Stored data entries:
********************

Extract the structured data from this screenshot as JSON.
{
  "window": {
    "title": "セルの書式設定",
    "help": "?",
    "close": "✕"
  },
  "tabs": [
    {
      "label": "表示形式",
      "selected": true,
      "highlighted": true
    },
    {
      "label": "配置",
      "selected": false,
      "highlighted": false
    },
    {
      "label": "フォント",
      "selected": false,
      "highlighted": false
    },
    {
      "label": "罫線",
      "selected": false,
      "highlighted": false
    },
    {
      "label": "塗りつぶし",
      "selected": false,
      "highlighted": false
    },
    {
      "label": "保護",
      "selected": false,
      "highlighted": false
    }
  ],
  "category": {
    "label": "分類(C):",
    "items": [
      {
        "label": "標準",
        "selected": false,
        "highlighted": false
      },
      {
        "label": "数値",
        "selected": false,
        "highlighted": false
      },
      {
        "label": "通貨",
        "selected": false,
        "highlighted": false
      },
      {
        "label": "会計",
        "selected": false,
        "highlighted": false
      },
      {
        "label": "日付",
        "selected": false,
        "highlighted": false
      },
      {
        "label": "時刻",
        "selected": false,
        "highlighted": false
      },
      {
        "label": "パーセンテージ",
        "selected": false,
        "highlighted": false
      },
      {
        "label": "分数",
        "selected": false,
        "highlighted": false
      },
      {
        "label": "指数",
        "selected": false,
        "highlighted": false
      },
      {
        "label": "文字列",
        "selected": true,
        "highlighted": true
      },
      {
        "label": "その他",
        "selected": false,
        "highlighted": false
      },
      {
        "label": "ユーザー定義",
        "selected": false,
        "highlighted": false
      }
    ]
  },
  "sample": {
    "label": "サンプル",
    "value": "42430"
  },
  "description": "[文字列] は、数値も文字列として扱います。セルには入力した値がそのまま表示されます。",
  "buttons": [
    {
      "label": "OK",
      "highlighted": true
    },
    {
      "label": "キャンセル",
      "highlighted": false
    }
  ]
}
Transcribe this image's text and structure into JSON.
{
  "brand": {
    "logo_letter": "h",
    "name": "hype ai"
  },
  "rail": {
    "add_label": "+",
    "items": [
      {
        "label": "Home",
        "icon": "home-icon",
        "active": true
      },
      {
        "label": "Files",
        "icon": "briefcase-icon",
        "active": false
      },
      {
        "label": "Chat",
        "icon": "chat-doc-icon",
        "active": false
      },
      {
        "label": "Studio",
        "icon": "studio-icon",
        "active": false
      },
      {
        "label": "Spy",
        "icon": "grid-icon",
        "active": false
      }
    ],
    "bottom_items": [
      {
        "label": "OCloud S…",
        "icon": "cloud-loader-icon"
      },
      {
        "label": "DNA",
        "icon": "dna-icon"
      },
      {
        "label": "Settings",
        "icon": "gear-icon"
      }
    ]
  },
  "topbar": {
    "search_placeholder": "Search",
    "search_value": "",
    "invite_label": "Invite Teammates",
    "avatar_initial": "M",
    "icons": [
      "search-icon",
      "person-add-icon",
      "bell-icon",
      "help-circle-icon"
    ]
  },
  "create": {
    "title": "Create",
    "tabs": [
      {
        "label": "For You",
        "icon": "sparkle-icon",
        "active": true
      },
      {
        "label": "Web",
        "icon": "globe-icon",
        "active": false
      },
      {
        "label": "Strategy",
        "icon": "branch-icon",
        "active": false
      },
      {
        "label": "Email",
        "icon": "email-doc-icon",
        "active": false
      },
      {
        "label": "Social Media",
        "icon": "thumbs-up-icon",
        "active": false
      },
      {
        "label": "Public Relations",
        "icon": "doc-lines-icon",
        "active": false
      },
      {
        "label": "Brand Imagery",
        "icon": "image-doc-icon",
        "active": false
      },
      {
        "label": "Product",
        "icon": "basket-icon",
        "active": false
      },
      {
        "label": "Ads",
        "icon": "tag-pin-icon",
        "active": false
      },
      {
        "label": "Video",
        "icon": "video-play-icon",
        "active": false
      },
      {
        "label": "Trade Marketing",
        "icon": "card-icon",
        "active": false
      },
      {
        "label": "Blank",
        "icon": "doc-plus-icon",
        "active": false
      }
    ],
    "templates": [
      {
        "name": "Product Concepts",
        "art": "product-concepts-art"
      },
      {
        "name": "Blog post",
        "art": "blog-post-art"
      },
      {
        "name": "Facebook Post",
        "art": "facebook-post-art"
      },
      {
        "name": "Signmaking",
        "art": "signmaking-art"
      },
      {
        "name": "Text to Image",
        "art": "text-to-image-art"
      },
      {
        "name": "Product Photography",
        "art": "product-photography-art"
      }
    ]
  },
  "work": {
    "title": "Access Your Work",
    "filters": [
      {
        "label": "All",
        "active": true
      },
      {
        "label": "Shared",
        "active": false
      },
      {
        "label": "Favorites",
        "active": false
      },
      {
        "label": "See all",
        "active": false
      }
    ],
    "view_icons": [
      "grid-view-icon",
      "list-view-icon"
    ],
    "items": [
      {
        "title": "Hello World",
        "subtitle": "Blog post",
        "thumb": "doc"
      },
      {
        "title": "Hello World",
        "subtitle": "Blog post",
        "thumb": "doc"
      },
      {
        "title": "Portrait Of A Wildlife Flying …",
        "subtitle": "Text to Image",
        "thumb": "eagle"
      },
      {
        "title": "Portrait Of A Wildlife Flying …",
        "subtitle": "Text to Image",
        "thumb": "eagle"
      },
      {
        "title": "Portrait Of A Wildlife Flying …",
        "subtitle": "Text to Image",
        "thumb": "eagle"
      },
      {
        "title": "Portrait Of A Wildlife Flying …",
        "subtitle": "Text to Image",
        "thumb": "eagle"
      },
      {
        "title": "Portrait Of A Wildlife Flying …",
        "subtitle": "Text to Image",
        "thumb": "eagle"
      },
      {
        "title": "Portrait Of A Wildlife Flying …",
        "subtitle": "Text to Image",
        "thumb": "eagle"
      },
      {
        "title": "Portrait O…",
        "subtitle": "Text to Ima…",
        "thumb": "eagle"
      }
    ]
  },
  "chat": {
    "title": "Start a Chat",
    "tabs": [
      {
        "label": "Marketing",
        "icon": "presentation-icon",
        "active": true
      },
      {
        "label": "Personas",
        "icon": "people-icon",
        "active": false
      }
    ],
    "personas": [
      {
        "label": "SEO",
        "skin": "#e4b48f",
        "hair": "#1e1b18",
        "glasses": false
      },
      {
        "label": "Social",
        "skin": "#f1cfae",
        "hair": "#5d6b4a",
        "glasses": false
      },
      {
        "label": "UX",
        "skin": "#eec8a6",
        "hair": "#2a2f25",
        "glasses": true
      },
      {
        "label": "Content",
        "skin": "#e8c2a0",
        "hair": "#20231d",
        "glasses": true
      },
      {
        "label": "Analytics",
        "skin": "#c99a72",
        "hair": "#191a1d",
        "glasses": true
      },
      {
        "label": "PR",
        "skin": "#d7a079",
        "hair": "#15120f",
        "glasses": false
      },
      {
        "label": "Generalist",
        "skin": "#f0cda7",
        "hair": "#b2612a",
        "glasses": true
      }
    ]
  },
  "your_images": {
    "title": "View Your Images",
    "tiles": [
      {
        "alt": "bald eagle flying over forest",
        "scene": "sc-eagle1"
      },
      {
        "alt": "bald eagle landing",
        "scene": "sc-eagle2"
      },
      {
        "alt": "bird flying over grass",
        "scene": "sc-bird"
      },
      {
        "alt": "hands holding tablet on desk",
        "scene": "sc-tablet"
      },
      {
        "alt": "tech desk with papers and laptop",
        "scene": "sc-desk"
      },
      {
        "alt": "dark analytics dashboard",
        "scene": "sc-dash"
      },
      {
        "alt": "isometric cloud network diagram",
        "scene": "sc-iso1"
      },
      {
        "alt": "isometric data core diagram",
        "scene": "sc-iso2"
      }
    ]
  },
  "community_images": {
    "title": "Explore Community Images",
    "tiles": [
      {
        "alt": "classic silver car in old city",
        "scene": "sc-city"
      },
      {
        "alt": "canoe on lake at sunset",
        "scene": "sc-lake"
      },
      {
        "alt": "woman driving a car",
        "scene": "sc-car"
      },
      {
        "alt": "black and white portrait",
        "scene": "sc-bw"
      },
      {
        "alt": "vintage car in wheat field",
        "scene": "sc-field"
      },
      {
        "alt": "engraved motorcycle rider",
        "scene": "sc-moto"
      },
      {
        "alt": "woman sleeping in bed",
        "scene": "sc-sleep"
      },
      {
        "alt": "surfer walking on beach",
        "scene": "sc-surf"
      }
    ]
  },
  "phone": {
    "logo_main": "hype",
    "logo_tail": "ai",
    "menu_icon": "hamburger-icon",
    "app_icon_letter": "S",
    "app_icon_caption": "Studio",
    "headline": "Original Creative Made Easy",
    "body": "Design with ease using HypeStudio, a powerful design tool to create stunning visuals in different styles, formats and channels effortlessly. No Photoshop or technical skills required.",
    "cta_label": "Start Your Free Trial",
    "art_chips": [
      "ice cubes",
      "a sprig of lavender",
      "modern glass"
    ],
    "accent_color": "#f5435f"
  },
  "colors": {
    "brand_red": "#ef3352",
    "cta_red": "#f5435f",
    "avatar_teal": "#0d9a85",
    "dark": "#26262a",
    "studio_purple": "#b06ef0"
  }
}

********************

GOAL: Working from the listing above, pick out every line that has "desk" and copy it.

EXPECTED OUTPUT:
        "alt": "hands holding tablet on desk",
        "alt": "tech desk with papers and laptop",
        "scene": "sc-desk"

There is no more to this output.